Items from a data source:
::::::::
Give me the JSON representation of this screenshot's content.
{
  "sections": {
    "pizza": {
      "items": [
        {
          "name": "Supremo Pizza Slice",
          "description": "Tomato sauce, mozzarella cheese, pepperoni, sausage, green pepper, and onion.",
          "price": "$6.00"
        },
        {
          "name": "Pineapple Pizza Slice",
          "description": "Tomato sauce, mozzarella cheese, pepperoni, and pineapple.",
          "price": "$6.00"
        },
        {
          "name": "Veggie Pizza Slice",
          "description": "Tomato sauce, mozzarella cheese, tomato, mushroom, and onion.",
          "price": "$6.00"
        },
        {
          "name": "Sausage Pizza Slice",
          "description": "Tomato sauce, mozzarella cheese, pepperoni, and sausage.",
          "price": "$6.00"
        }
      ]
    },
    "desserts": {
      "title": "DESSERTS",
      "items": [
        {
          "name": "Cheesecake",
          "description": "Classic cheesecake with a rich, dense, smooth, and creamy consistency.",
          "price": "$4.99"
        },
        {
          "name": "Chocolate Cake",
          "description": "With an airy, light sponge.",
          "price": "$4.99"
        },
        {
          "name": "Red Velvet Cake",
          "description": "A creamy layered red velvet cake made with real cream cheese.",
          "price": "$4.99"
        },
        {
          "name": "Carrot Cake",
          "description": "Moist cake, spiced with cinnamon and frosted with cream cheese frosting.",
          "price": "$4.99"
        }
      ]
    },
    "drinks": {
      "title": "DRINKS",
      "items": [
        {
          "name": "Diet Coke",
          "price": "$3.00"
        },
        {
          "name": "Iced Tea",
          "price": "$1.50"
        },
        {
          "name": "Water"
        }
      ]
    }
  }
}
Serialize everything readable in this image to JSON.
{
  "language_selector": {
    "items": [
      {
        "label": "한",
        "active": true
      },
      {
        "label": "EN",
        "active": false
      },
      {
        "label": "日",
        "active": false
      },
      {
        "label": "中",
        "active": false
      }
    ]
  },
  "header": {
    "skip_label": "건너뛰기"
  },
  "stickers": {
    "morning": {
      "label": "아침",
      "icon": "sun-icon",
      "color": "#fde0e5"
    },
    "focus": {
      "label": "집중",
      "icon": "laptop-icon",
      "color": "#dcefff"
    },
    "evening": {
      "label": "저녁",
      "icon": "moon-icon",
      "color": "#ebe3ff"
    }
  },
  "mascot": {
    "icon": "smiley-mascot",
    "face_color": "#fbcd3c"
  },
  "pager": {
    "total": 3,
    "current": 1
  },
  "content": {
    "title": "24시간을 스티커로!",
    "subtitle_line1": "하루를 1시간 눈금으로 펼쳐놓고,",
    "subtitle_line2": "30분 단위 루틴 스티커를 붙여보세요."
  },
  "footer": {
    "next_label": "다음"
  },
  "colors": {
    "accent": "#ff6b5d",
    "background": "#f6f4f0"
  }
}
::::::::
REQUIREMENT:
Which lines above contain "this"? Show each of them.

RESPONSE:
Give me the JSON representation of this screenshot's content.
Serialize everything readable in this image to JSON.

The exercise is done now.